Reproduce every entry that follows word for word, but omit the images.

(Dataset items)
▼▼▼

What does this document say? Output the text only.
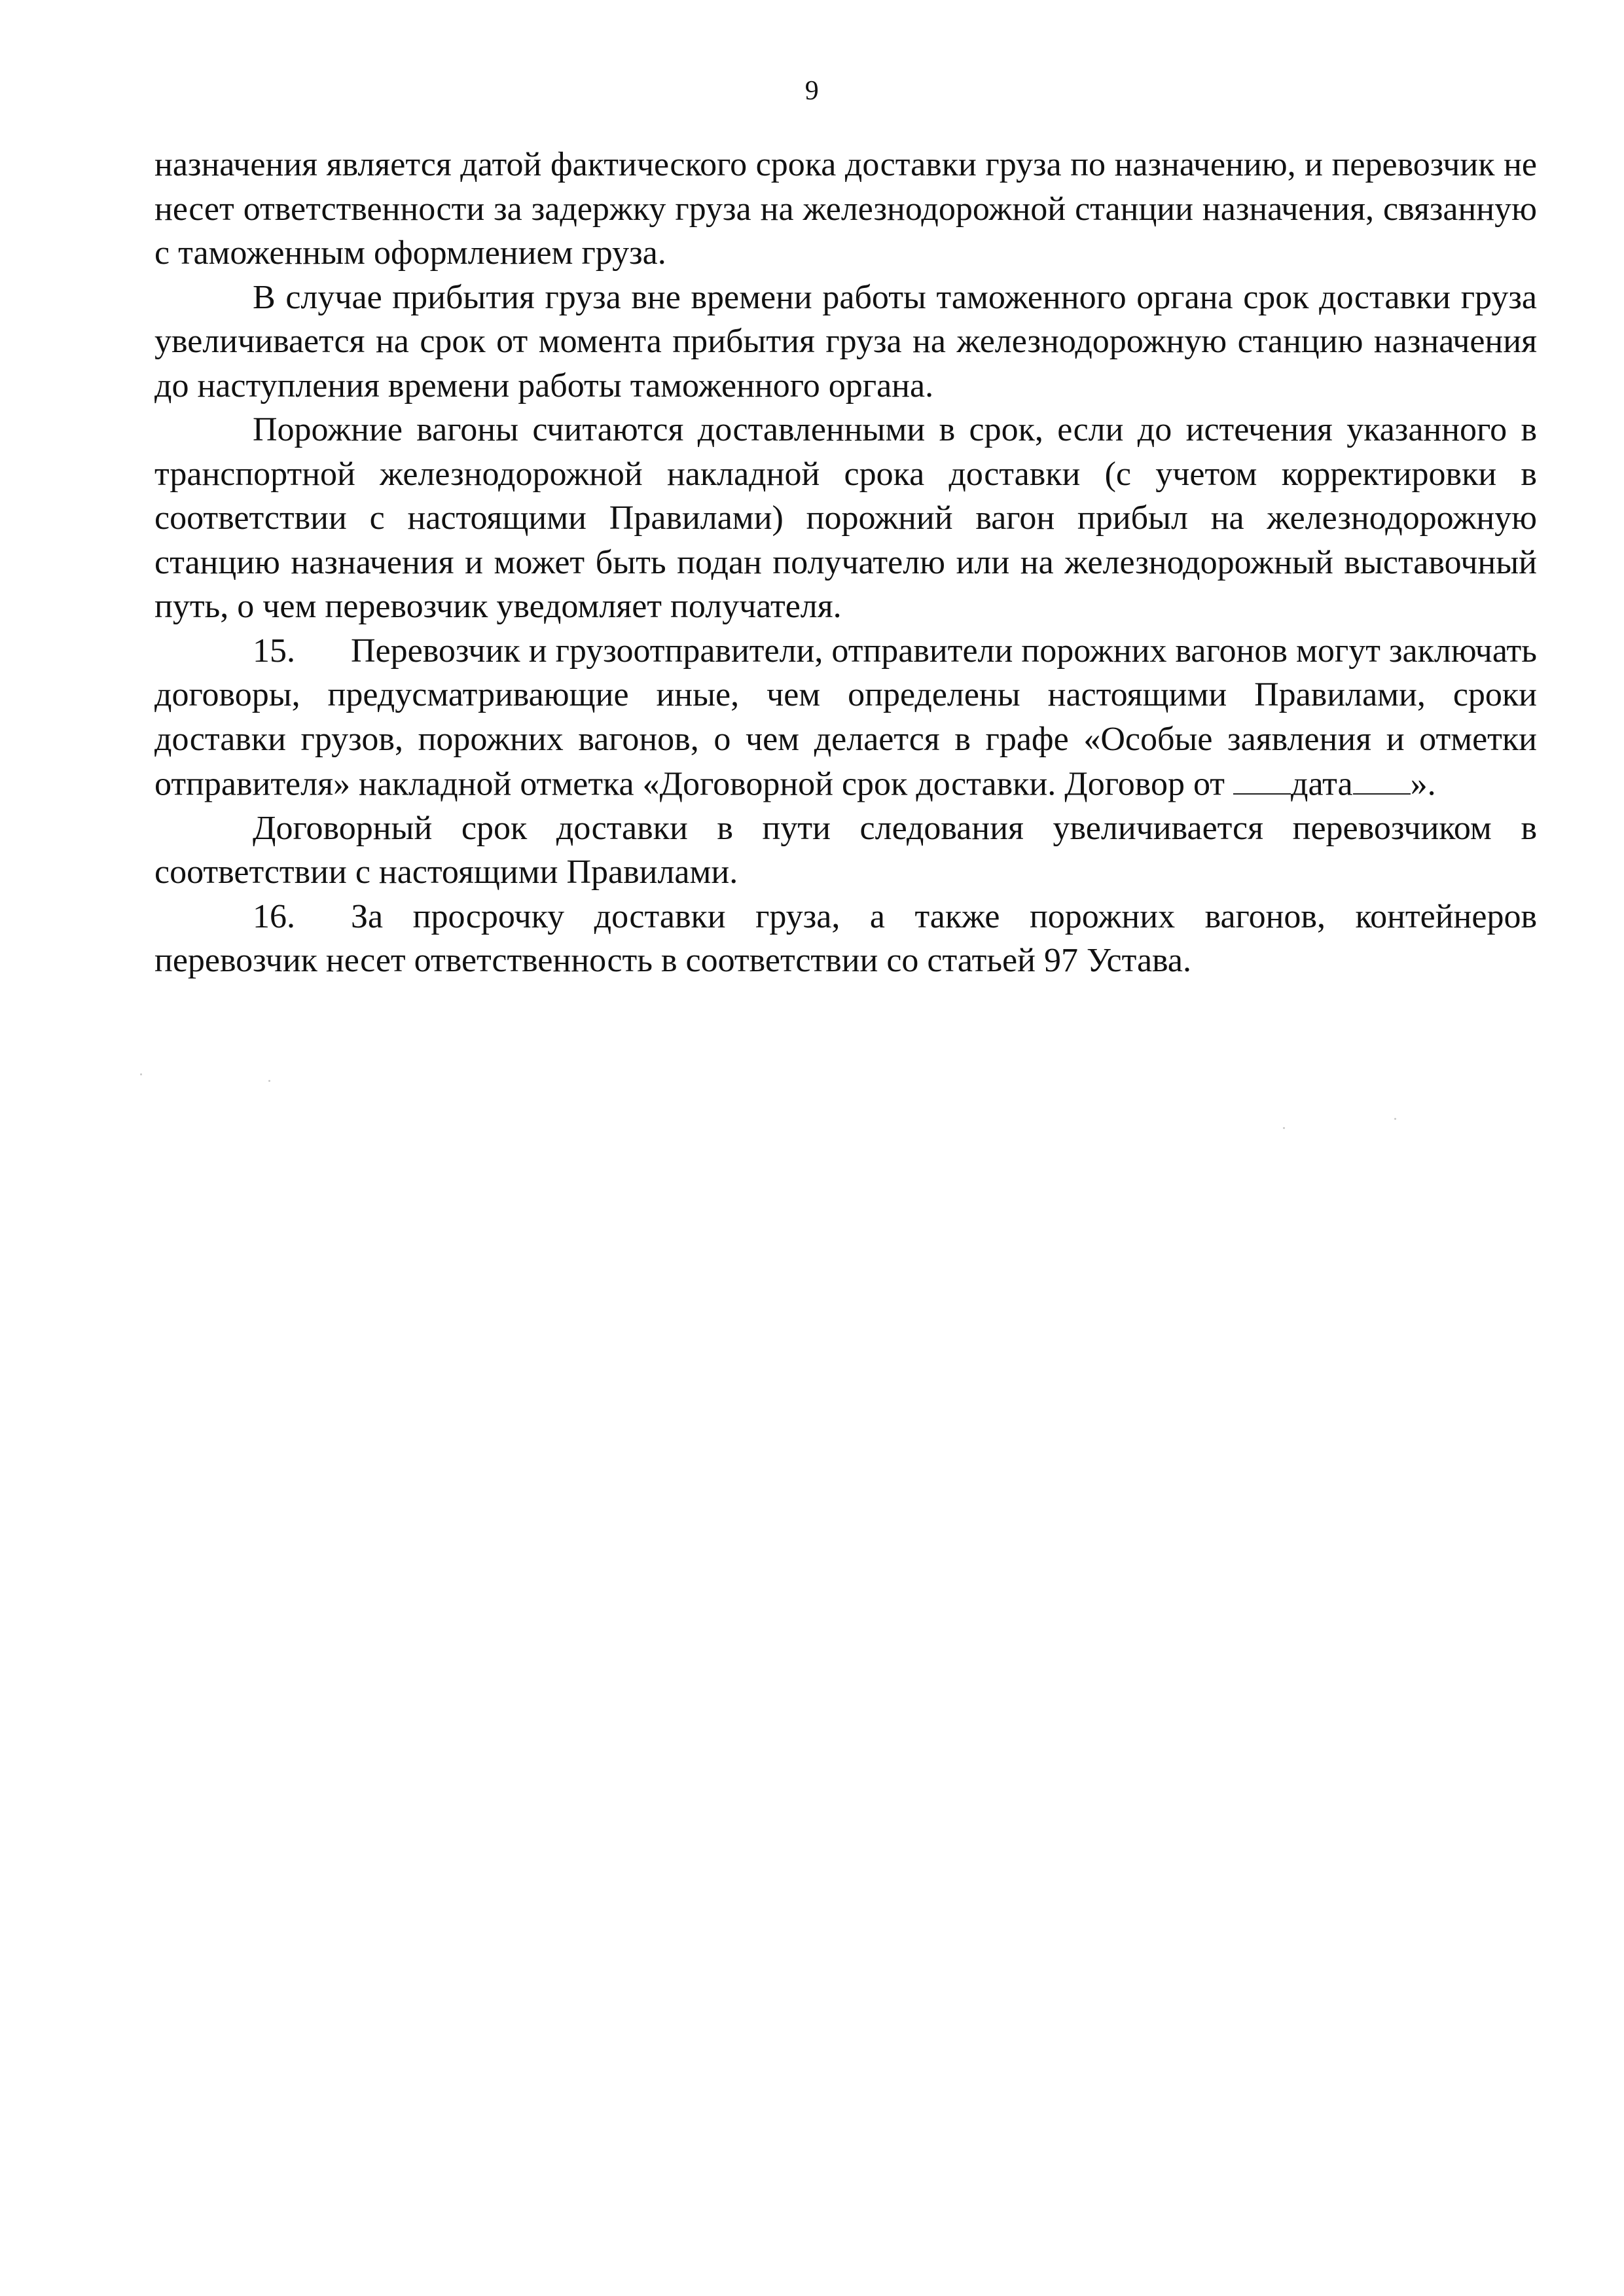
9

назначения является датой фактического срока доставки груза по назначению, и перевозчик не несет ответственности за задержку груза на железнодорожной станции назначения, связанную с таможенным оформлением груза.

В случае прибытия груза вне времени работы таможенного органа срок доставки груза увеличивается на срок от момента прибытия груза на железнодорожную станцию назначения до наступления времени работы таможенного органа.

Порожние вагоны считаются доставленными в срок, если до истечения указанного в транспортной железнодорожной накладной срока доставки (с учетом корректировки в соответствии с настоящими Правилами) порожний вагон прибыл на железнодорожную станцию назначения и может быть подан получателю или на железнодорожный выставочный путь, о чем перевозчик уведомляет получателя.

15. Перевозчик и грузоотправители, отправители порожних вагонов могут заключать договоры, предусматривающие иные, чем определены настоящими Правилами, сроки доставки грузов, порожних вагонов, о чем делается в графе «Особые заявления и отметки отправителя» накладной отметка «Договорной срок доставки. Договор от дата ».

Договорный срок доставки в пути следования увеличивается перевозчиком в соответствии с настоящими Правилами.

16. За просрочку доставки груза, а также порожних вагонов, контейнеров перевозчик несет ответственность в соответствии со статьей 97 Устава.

▲▲▲

- FULL OUTPUT
What does this document say? Output the text only.
9

назначения является датой фактического срока доставки груза по назначению, и перевозчик не несет ответственности за задержку груза на железнодорожной станции назначения, связанную с таможенным оформлением груза.

В случае прибытия груза вне времени работы таможенного органа срок доставки груза увеличивается на срок от момента прибытия груза на железнодорожную станцию назначения до наступления времени работы таможенного органа.

Порожние вагоны считаются доставленными в срок, если до истечения указанного в транспортной железнодорожной накладной срока доставки (с учетом корректировки в соответствии с настоящими Правилами) порожний вагон прибыл на железнодорожную станцию назначения и может быть подан получателю или на железнодорожный выставочный путь, о чем перевозчик уведомляет получателя.

15. Перевозчик и грузоотправители, отправители порожних вагонов могут заключать договоры, предусматривающие иные, чем определены настоящими Правилами, сроки доставки грузов, порожних вагонов, о чем делается в графе «Особые заявления и отметки отправителя» накладной отметка «Договорной срок доставки. Договор от дата ».

Договорный срок доставки в пути следования увеличивается перевозчиком в соответствии с настоящими Правилами.

16. За просрочку доставки груза, а также порожних вагонов, контейнеров перевозчик несет ответственность в соответствии со статьей 97 Устава.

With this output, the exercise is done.